(Figure data in JSON)
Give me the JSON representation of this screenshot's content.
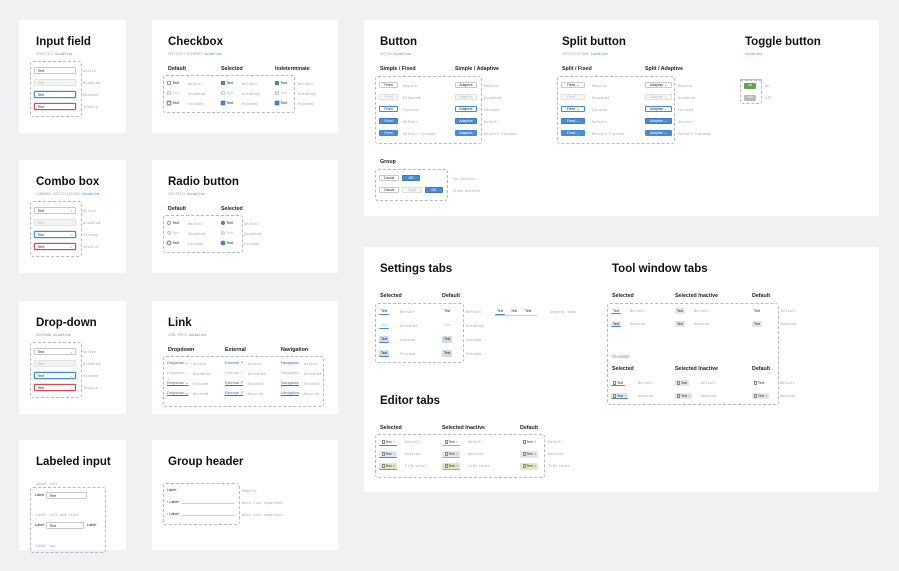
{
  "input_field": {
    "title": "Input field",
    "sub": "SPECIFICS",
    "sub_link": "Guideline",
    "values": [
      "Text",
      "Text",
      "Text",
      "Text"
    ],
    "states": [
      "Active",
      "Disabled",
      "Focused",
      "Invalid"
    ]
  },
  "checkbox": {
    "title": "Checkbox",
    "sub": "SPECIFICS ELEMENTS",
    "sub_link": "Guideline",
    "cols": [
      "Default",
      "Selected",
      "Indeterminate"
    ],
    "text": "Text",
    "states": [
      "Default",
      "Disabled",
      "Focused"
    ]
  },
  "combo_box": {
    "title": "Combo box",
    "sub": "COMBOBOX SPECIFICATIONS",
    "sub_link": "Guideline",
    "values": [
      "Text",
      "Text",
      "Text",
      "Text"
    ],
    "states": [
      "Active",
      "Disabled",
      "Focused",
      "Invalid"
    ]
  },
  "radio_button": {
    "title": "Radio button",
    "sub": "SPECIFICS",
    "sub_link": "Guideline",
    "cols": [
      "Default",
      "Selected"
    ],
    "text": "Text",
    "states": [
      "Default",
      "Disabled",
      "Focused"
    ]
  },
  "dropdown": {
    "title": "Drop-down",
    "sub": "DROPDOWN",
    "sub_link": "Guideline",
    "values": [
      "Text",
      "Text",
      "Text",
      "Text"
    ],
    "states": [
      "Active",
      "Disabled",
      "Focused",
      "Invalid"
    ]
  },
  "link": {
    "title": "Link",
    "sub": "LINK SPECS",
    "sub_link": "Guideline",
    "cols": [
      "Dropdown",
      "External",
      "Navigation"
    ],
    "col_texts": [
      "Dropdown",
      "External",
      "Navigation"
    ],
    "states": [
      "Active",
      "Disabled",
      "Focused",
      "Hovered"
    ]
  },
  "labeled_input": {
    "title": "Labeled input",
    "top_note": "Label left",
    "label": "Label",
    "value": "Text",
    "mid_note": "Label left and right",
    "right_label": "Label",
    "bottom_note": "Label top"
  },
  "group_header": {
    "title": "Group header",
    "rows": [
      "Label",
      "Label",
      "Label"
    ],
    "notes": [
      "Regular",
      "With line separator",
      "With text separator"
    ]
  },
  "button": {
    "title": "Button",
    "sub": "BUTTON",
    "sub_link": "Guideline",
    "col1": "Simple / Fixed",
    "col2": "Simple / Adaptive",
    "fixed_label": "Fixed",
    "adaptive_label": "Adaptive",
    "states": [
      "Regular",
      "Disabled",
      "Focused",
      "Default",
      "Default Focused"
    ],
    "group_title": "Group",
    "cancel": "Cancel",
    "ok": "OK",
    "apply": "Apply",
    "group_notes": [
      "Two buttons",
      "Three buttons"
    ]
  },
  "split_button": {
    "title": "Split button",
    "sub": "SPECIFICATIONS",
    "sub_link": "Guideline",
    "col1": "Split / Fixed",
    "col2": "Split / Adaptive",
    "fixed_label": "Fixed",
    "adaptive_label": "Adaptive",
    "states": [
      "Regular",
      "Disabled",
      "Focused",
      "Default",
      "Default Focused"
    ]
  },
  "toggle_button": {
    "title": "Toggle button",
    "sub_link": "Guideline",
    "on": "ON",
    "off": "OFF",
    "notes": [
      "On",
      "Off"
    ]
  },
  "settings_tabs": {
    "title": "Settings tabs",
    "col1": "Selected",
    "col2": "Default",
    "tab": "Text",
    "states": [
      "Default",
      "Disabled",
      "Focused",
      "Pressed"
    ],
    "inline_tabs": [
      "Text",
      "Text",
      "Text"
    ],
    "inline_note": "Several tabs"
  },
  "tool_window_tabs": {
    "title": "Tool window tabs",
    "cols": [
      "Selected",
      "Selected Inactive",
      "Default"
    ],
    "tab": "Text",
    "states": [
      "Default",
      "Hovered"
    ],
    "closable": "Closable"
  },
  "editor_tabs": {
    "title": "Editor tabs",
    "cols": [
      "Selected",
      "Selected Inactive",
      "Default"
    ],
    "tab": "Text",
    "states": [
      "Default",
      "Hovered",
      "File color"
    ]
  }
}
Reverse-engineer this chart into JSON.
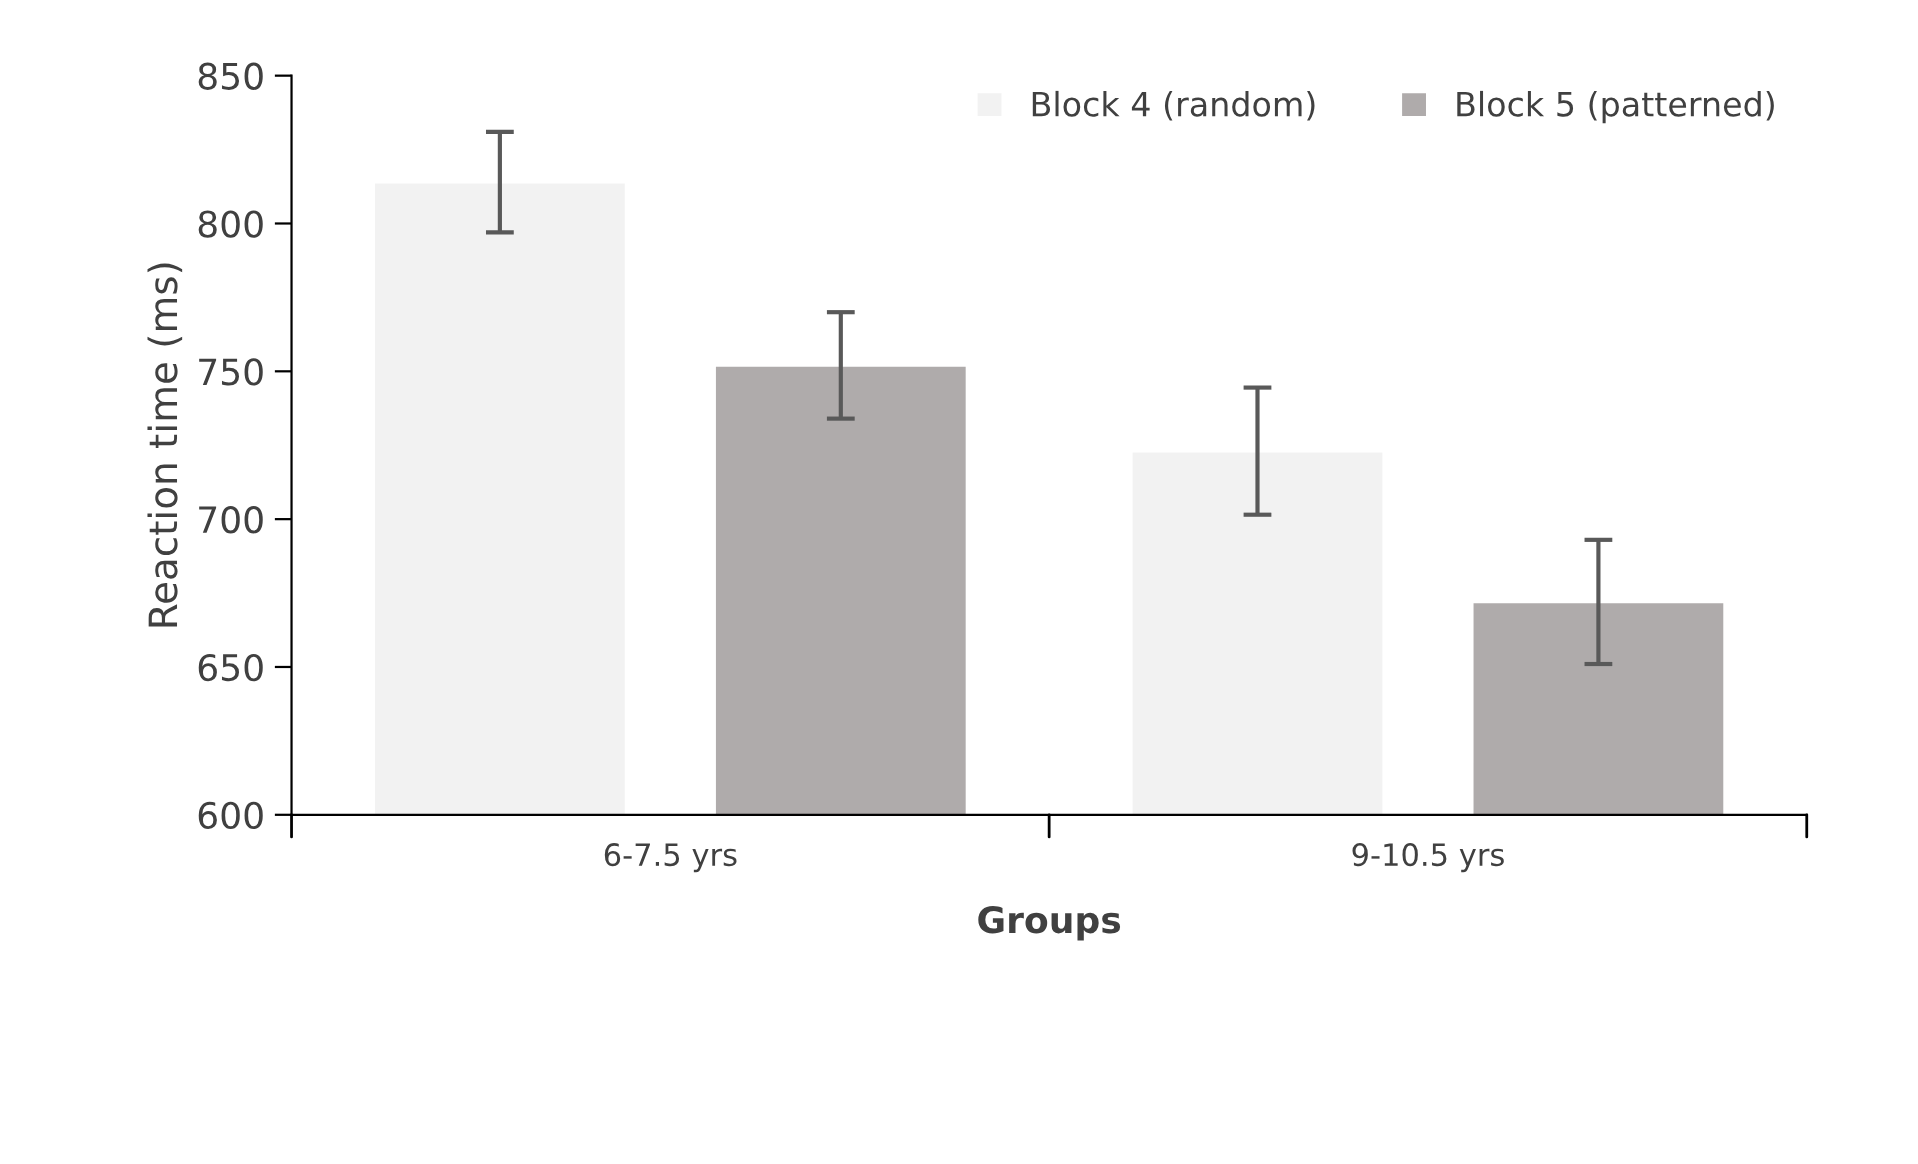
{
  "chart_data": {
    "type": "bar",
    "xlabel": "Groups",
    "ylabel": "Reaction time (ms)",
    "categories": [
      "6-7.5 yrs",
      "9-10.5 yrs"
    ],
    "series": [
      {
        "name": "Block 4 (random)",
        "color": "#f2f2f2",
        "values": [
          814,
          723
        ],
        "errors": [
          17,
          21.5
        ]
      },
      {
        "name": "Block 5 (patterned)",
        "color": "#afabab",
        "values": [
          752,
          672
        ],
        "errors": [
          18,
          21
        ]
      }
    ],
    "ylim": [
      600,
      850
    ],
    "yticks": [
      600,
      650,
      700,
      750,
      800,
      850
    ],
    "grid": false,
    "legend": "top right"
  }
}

▶ What is needed
Print the records word for word and exclude any picture they hold.

▶ Solved exercise
Give me the JSON representation of this screenshot's content.
{
  "input_field": {
    "title": "Input field",
    "sub": "SPECIFICS",
    "sub_link": "Guideline",
    "values": [
      "Text",
      "Text",
      "Text",
      "Text"
    ],
    "states": [
      "Active",
      "Disabled",
      "Focused",
      "Invalid"
    ]
  },
  "checkbox": {
    "title": "Checkbox",
    "sub": "SPECIFICS ELEMENTS",
    "sub_link": "Guideline",
    "cols": [
      "Default",
      "Selected",
      "Indeterminate"
    ],
    "text": "Text",
    "states": [
      "Default",
      "Disabled",
      "Focused"
    ]
  },
  "combo_box": {
    "title": "Combo box",
    "sub": "COMBOBOX SPECIFICATIONS",
    "sub_link": "Guideline",
    "values": [
      "Text",
      "Text",
      "Text",
      "Text"
    ],
    "states": [
      "Active",
      "Disabled",
      "Focused",
      "Invalid"
    ]
  },
  "radio_button": {
    "title": "Radio button",
    "sub": "SPECIFICS",
    "sub_link": "Guideline",
    "cols": [
      "Default",
      "Selected"
    ],
    "text": "Text",
    "states": [
      "Default",
      "Disabled",
      "Focused"
    ]
  },
  "dropdown": {
    "title": "Drop-down",
    "sub": "DROPDOWN",
    "sub_link": "Guideline",
    "values": [
      "Text",
      "Text",
      "Text",
      "Text"
    ],
    "states": [
      "Active",
      "Disabled",
      "Focused",
      "Invalid"
    ]
  },
  "link": {
    "title": "Link",
    "sub": "LINK SPECS",
    "sub_link": "Guideline",
    "cols": [
      "Dropdown",
      "External",
      "Navigation"
    ],
    "col_texts": [
      "Dropdown",
      "External",
      "Navigation"
    ],
    "states": [
      "Active",
      "Disabled",
      "Focused",
      "Hovered"
    ]
  },
  "labeled_input": {
    "title": "Labeled input",
    "top_note": "Label left",
    "label": "Label",
    "value": "Text",
    "mid_note": "Label left and right",
    "right_label": "Label",
    "bottom_note": "Label top"
  },
  "group_header": {
    "title": "Group header",
    "rows": [
      "Label",
      "Label",
      "Label"
    ],
    "notes": [
      "Regular",
      "With line separator",
      "With text separator"
    ]
  },
  "button": {
    "title": "Button",
    "sub": "BUTTON",
    "sub_link": "Guideline",
    "col1": "Simple / Fixed",
    "col2": "Simple / Adaptive",
    "fixed_label": "Fixed",
    "adaptive_label": "Adaptive",
    "states": [
      "Regular",
      "Disabled",
      "Focused",
      "Default",
      "Default Focused"
    ],
    "group_title": "Group",
    "cancel": "Cancel",
    "ok": "OK",
    "apply": "Apply",
    "group_notes": [
      "Two buttons",
      "Three buttons"
    ]
  },
  "split_button": {
    "title": "Split button",
    "sub": "SPECIFICATIONS",
    "sub_link": "Guideline",
    "col1": "Split / Fixed",
    "col2": "Split / Adaptive",
    "fixed_label": "Fixed",
    "adaptive_label": "Adaptive",
    "states": [
      "Regular",
      "Disabled",
      "Focused",
      "Default",
      "Default Focused"
    ]
  },
  "toggle_button": {
    "title": "Toggle button",
    "sub_link": "Guideline",
    "on": "ON",
    "off": "OFF",
    "notes": [
      "On",
      "Off"
    ]
  },
  "settings_tabs": {
    "title": "Settings tabs",
    "col1": "Selected",
    "col2": "Default",
    "tab": "Text",
    "states": [
      "Default",
      "Disabled",
      "Focused",
      "Pressed"
    ],
    "inline_tabs": [
      "Text",
      "Text",
      "Text"
    ],
    "inline_note": "Several tabs"
  },
  "tool_window_tabs": {
    "title": "Tool window tabs",
    "cols": [
      "Selected",
      "Selected Inactive",
      "Default"
    ],
    "tab": "Text",
    "states": [
      "Default",
      "Hovered"
    ],
    "closable": "Closable"
  },
  "editor_tabs": {
    "title": "Editor tabs",
    "cols": [
      "Selected",
      "Selected Inactive",
      "Default"
    ],
    "tab": "Text",
    "states": [
      "Default",
      "Hovered",
      "File color"
    ]
  }
}
Reverse-engineer this chart into JSON.
{
  "chart_data": {
    "type": "bar",
    "xlabel": "Groups",
    "ylabel": "Reaction time (ms)",
    "categories": [
      "6-7.5 yrs",
      "9-10.5 yrs"
    ],
    "series": [
      {
        "name": "Block 4 (random)",
        "color": "#f2f2f2",
        "values": [
          814,
          723
        ],
        "errors": [
          17,
          21.5
        ]
      },
      {
        "name": "Block 5 (patterned)",
        "color": "#afabab",
        "values": [
          752,
          672
        ],
        "errors": [
          18,
          21
        ]
      }
    ],
    "ylim": [
      600,
      850
    ],
    "yticks": [
      600,
      650,
      700,
      750,
      800,
      850
    ],
    "grid": false,
    "legend": "top right"
  }
}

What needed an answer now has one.